** PROBLEM REQUIREMENTS **
Leave out the pictures and copy the remaining records exactly.

** Collection entries **
— Begin —

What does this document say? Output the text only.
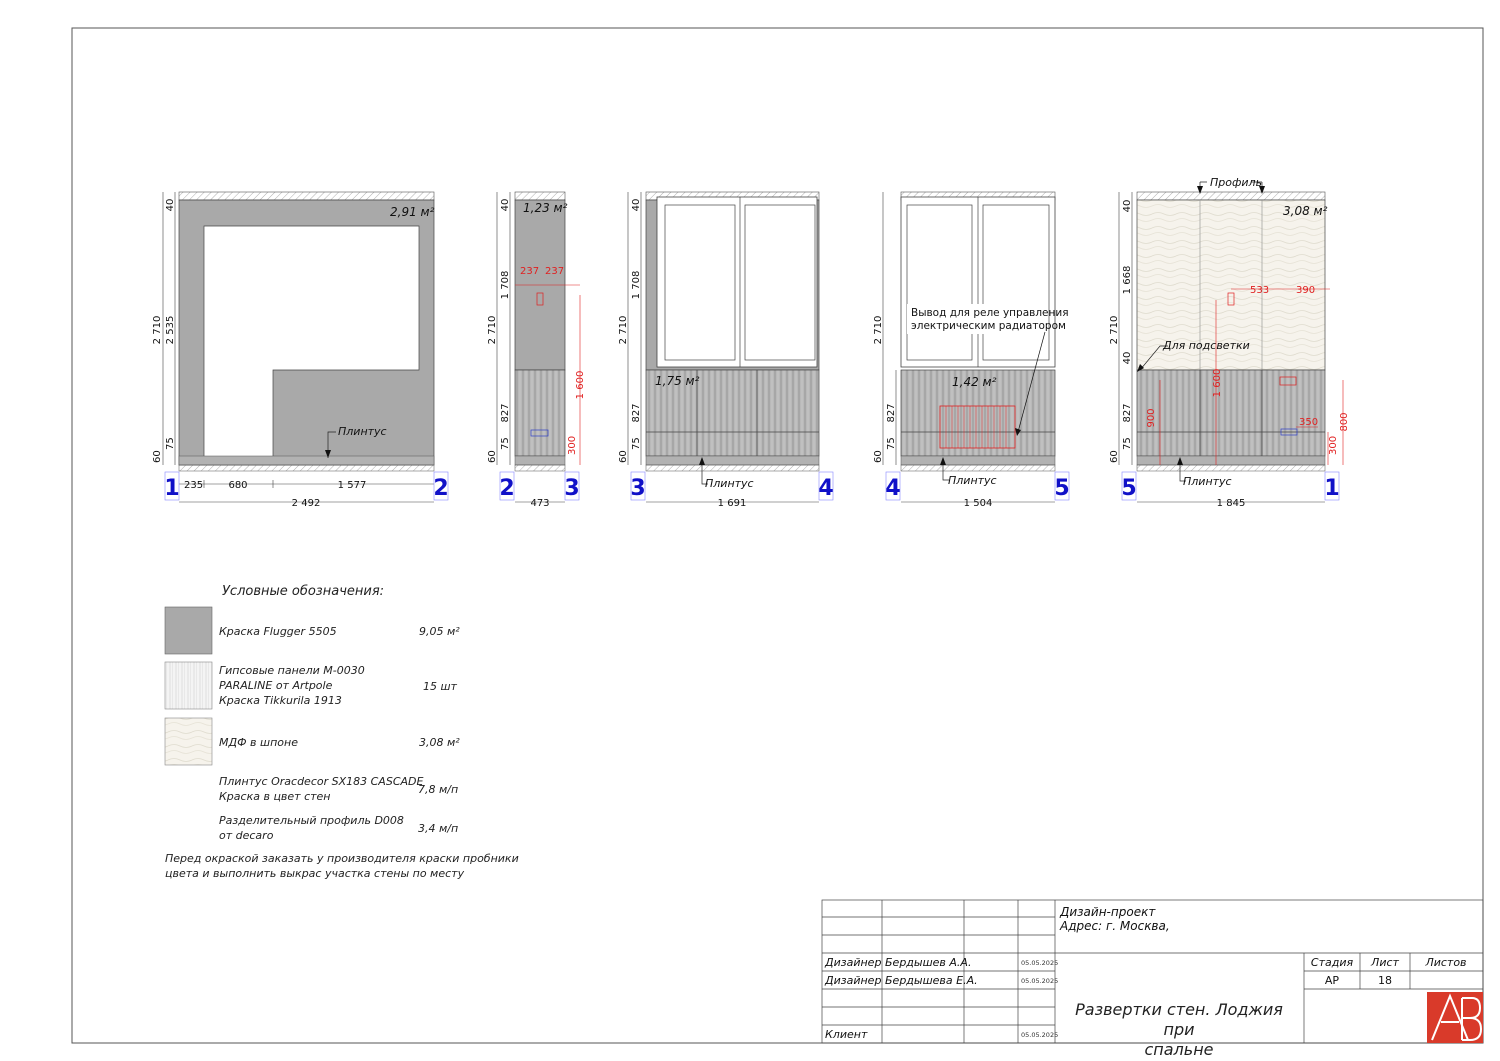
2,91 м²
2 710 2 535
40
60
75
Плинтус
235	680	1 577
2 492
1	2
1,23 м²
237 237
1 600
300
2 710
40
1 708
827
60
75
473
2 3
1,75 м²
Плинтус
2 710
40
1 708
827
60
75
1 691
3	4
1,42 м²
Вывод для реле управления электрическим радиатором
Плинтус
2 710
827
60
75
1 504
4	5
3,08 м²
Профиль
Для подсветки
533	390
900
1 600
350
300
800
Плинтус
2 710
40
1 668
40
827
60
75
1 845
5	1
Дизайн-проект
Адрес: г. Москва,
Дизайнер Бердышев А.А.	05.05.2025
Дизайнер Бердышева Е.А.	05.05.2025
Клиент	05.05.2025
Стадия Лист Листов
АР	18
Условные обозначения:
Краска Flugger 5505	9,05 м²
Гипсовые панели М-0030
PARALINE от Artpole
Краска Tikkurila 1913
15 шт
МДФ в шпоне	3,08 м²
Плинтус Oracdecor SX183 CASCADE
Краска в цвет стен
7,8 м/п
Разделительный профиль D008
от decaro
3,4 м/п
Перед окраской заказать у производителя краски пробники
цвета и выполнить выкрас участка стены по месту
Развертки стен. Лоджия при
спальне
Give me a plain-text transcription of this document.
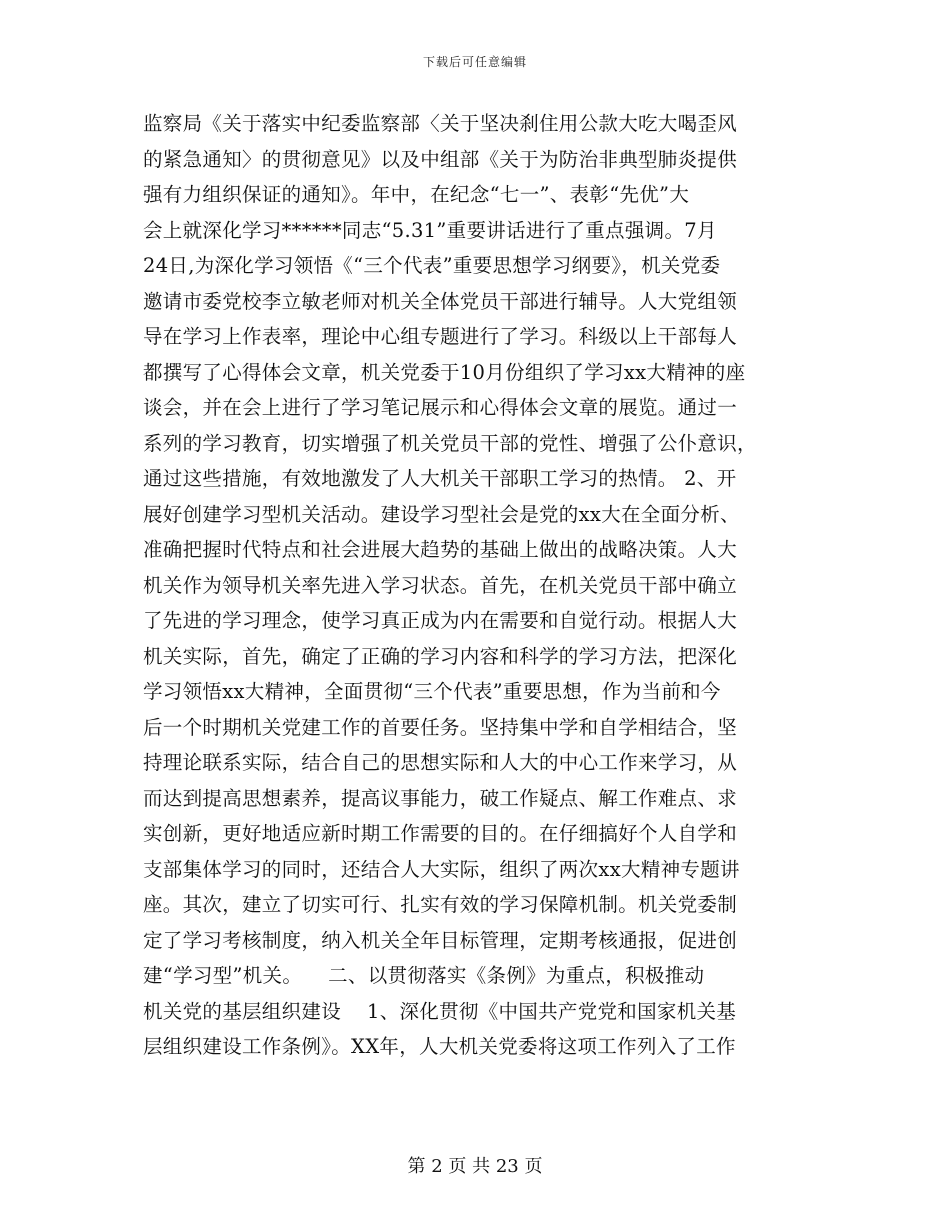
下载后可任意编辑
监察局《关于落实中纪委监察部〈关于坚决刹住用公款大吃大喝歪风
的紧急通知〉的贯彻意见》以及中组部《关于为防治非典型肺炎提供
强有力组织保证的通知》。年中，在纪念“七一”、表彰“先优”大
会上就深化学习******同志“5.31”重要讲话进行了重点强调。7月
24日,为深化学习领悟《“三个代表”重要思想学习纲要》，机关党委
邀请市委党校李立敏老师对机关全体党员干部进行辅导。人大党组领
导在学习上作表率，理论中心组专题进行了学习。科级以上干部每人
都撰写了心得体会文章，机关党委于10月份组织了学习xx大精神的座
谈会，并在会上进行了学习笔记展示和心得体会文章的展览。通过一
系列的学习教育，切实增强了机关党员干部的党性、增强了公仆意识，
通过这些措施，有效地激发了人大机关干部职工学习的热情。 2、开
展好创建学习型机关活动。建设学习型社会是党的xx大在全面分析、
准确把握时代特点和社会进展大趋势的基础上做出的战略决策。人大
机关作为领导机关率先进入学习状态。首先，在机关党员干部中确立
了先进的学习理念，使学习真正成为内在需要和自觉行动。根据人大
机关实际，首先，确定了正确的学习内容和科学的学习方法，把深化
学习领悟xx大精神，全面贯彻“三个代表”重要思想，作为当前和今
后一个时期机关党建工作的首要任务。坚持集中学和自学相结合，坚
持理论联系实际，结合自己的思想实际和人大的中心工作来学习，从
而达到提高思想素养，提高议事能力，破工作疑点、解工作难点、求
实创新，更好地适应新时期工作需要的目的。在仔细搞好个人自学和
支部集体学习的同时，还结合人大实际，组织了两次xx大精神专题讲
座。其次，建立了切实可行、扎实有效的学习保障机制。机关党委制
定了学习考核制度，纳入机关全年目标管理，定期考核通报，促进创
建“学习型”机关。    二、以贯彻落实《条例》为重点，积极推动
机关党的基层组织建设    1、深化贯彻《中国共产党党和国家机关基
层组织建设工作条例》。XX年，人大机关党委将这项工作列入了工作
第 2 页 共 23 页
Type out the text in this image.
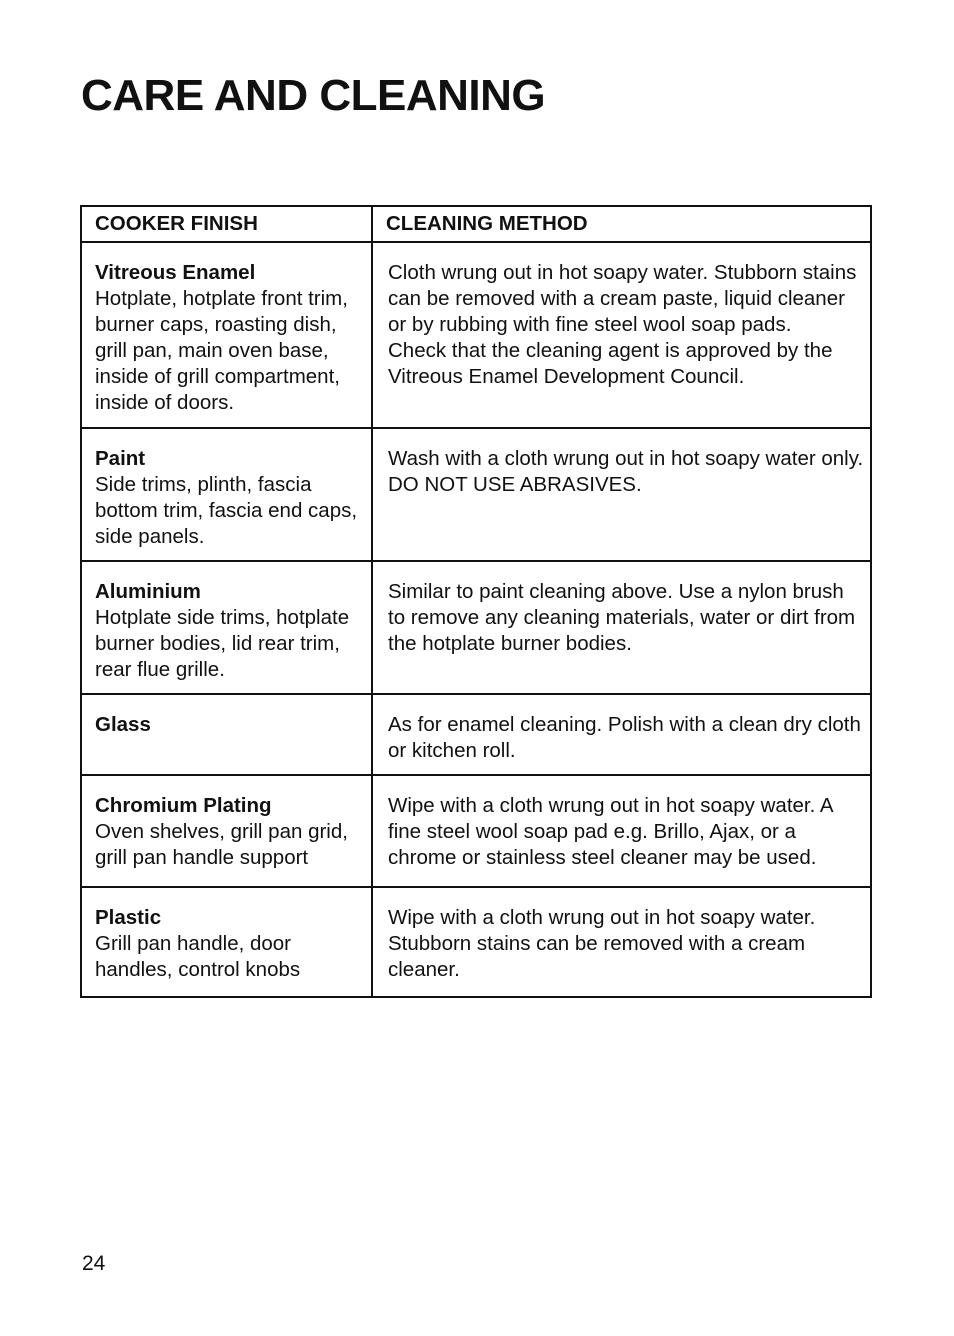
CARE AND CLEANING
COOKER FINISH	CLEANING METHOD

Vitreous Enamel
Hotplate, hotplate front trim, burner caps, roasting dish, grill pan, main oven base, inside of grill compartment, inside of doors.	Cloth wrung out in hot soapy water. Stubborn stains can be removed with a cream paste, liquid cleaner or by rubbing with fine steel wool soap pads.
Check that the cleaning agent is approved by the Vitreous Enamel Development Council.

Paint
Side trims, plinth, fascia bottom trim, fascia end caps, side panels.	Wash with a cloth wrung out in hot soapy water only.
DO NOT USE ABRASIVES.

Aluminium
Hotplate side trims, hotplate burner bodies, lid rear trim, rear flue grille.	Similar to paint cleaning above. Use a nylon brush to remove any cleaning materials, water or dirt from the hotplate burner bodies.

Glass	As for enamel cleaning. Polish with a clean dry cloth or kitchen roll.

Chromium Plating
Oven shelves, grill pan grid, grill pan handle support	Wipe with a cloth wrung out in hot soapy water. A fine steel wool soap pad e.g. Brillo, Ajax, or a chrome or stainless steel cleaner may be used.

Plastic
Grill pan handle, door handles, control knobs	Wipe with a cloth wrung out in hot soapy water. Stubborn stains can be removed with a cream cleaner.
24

— End —

** COMPLETE ANSWER **
What does this document say? Output the text only.
2,91 м²
2 710 2 535
40
60
75
Плинтус
235	680	1 577
2 492
1	2
1,23 м²
237 237
1 600
300
2 710
40
1 708
827
60
75
473
2 3
1,75 м²
Плинтус
2 710
40
1 708
827
60
75
1 691
3	4
1,42 м²
Вывод для реле управления электрическим радиатором
Плинтус
2 710
827
60
75
1 504
4	5
3,08 м²
Профиль
Для подсветки
533	390
900
1 600
350
300
800
Плинтус
2 710
40
1 668
40
827
60
75
1 845
5	1
Дизайн-проект
Адрес: г. Москва,
Дизайнер Бердышев А.А.	05.05.2025
Дизайнер Бердышева Е.А.	05.05.2025
Клиент	05.05.2025
Стадия Лист Листов
АР	18
Условные обозначения:
Краска Flugger 5505	9,05 м²
Гипсовые панели М-0030
PARALINE от Artpole
Краска Tikkurila 1913
15 шт
МДФ в шпоне	3,08 м²
Плинтус Oracdecor SX183 CASCADE
Краска в цвет стен
7,8 м/п
Разделительный профиль D008
от decaro
3,4 м/п
Перед окраской заказать у производителя краски пробники
цвета и выполнить выкрас участка стены по месту
Развертки стен. Лоджия при
спальне
Give me a plain-text transcription of this document.
下载后可任意编辑
监察局《关于落实中纪委监察部〈关于坚决刹住用公款大吃大喝歪风
的紧急通知〉的贯彻意见》以及中组部《关于为防治非典型肺炎提供
强有力组织保证的通知》。年中，在纪念“七一”、表彰“先优”大
会上就深化学习******同志“5.31”重要讲话进行了重点强调。7月
24日,为深化学习领悟《“三个代表”重要思想学习纲要》，机关党委
邀请市委党校李立敏老师对机关全体党员干部进行辅导。人大党组领
导在学习上作表率，理论中心组专题进行了学习。科级以上干部每人
都撰写了心得体会文章，机关党委于10月份组织了学习xx大精神的座
谈会，并在会上进行了学习笔记展示和心得体会文章的展览。通过一
系列的学习教育，切实增强了机关党员干部的党性、增强了公仆意识，
通过这些措施，有效地激发了人大机关干部职工学习的热情。 2、开
展好创建学习型机关活动。建设学习型社会是党的xx大在全面分析、
准确把握时代特点和社会进展大趋势的基础上做出的战略决策。人大
机关作为领导机关率先进入学习状态。首先，在机关党员干部中确立
了先进的学习理念，使学习真正成为内在需要和自觉行动。根据人大
机关实际，首先，确定了正确的学习内容和科学的学习方法，把深化
学习领悟xx大精神，全面贯彻“三个代表”重要思想，作为当前和今
后一个时期机关党建工作的首要任务。坚持集中学和自学相结合，坚
持理论联系实际，结合自己的思想实际和人大的中心工作来学习，从
而达到提高思想素养，提高议事能力，破工作疑点、解工作难点、求
实创新，更好地适应新时期工作需要的目的。在仔细搞好个人自学和
支部集体学习的同时，还结合人大实际，组织了两次xx大精神专题讲
座。其次，建立了切实可行、扎实有效的学习保障机制。机关党委制
定了学习考核制度，纳入机关全年目标管理，定期考核通报，促进创
建“学习型”机关。    二、以贯彻落实《条例》为重点，积极推动
机关党的基层组织建设    1、深化贯彻《中国共产党党和国家机关基
层组织建设工作条例》。XX年，人大机关党委将这项工作列入了工作
第 2 页 共 23 页
Type out the text in this image.
CARE AND CLEANING
COOKER FINISH	CLEANING METHOD

Vitreous Enamel
Hotplate, hotplate front trim, burner caps, roasting dish, grill pan, main oven base, inside of grill compartment, inside of doors.	Cloth wrung out in hot soapy water. Stubborn stains can be removed with a cream paste, liquid cleaner or by rubbing with fine steel wool soap pads.
Check that the cleaning agent is approved by the Vitreous Enamel Development Council.

Paint
Side trims, plinth, fascia bottom trim, fascia end caps, side panels.	Wash with a cloth wrung out in hot soapy water only.
DO NOT USE ABRASIVES.

Aluminium
Hotplate side trims, hotplate burner bodies, lid rear trim, rear flue grille.	Similar to paint cleaning above. Use a nylon brush to remove any cleaning materials, water or dirt from the hotplate burner bodies.

Glass	As for enamel cleaning. Polish with a clean dry cloth or kitchen roll.

Chromium Plating
Oven shelves, grill pan grid, grill pan handle support	Wipe with a cloth wrung out in hot soapy water. A fine steel wool soap pad e.g. Brillo, Ajax, or a chrome or stainless steel cleaner may be used.

Plastic
Grill pan handle, door handles, control knobs	Wipe with a cloth wrung out in hot soapy water. Stubborn stains can be removed with a cream cleaner.
24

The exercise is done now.